What is needed:
Return all lines in the material below that contain "document".

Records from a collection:
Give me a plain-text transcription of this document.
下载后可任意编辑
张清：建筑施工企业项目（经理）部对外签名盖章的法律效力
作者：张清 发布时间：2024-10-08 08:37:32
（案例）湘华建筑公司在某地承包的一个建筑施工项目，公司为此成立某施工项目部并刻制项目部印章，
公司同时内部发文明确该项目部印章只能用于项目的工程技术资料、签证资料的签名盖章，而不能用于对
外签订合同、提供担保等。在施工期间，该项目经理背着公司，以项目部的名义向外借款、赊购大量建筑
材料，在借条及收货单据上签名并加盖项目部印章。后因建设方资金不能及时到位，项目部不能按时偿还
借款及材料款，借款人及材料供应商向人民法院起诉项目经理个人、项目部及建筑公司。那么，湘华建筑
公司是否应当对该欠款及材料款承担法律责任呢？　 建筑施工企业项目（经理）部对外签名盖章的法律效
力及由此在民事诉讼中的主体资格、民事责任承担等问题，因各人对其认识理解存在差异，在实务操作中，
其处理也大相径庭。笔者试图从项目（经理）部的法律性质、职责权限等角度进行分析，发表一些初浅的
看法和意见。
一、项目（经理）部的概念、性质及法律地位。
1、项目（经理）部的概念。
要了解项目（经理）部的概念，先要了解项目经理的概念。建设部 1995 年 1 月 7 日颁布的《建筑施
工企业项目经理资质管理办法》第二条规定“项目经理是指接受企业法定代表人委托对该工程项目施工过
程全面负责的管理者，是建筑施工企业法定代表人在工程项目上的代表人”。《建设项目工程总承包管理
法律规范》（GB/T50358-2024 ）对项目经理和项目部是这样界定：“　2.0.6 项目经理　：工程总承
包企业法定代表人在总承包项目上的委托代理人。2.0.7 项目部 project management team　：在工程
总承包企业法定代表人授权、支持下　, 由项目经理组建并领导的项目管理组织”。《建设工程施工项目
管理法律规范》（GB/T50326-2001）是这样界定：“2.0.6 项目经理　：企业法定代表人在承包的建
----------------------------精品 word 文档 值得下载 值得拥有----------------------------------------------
* * *
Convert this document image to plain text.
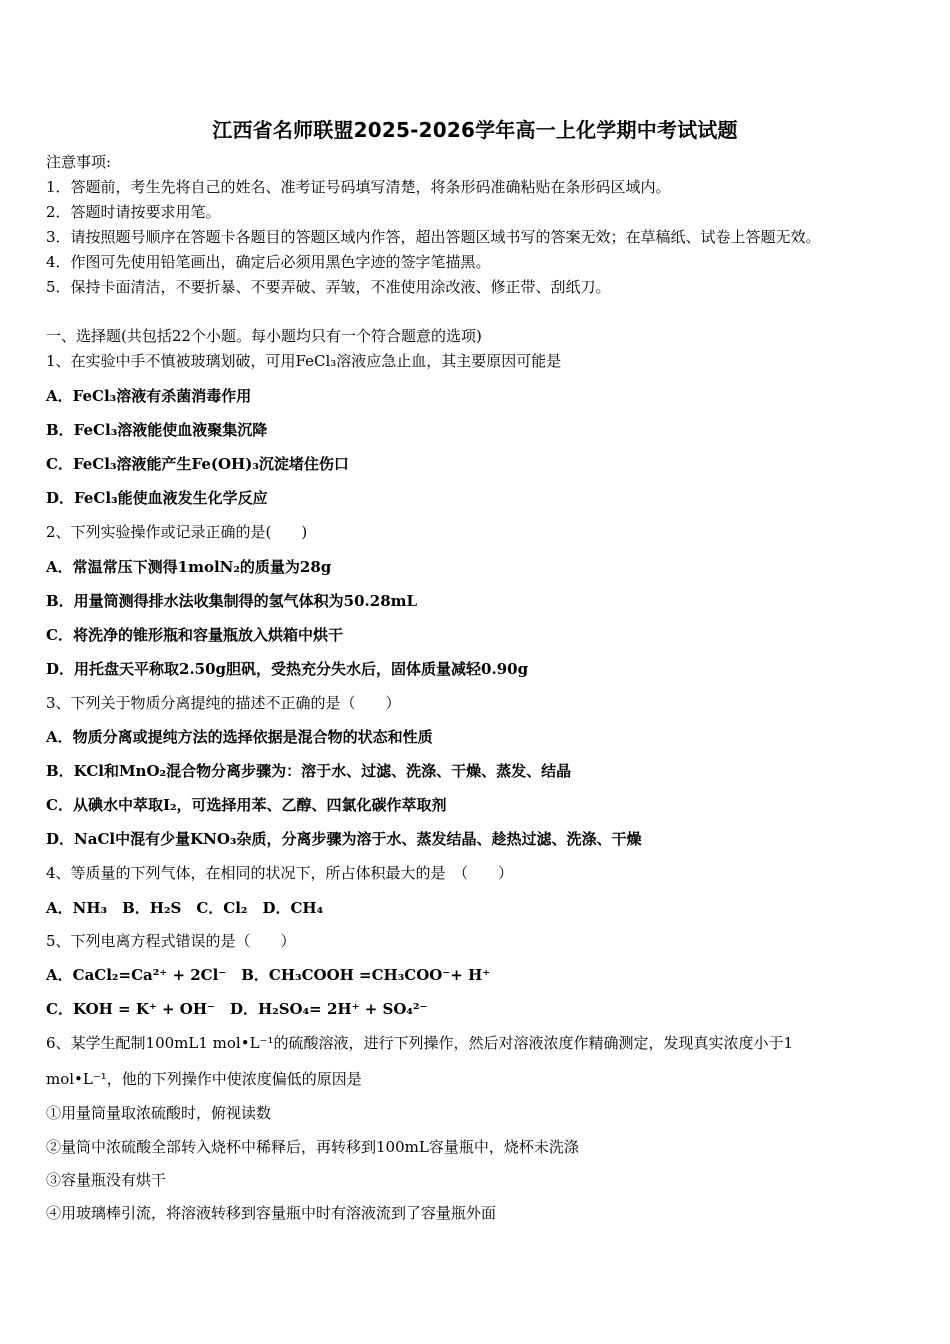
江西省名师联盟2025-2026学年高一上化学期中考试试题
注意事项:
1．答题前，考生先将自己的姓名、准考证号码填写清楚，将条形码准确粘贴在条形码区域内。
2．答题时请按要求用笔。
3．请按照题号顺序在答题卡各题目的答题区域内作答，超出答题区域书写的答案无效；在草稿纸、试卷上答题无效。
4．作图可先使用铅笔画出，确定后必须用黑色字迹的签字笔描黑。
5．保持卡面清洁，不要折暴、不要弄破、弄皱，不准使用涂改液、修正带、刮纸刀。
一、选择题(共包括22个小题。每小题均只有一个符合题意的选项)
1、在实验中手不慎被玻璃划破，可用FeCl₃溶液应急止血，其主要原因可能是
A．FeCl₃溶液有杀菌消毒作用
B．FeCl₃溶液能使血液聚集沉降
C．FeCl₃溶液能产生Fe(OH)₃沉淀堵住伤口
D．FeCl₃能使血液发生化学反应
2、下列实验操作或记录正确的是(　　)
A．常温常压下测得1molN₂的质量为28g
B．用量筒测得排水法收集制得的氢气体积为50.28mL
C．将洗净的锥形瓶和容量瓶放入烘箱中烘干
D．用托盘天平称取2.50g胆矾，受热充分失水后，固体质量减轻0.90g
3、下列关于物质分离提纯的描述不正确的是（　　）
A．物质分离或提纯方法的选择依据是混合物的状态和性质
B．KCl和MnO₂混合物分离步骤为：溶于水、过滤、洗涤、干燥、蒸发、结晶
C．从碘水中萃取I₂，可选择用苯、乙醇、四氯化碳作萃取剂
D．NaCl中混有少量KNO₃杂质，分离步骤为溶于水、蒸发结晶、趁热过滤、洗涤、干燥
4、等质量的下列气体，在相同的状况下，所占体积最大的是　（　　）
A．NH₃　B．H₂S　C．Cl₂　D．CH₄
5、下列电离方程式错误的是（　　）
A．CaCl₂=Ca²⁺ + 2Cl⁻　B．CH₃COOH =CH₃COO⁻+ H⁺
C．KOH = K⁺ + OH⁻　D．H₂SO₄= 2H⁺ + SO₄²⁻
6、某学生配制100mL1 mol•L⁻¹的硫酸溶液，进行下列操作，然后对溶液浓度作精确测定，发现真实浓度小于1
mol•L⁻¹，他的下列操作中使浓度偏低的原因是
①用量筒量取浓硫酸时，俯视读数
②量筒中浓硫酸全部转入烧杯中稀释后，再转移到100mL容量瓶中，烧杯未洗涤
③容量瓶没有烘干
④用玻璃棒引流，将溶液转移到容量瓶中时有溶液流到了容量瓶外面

Response to the task:
Give me a plain-text transcription of this document.
Convert this document image to plain text.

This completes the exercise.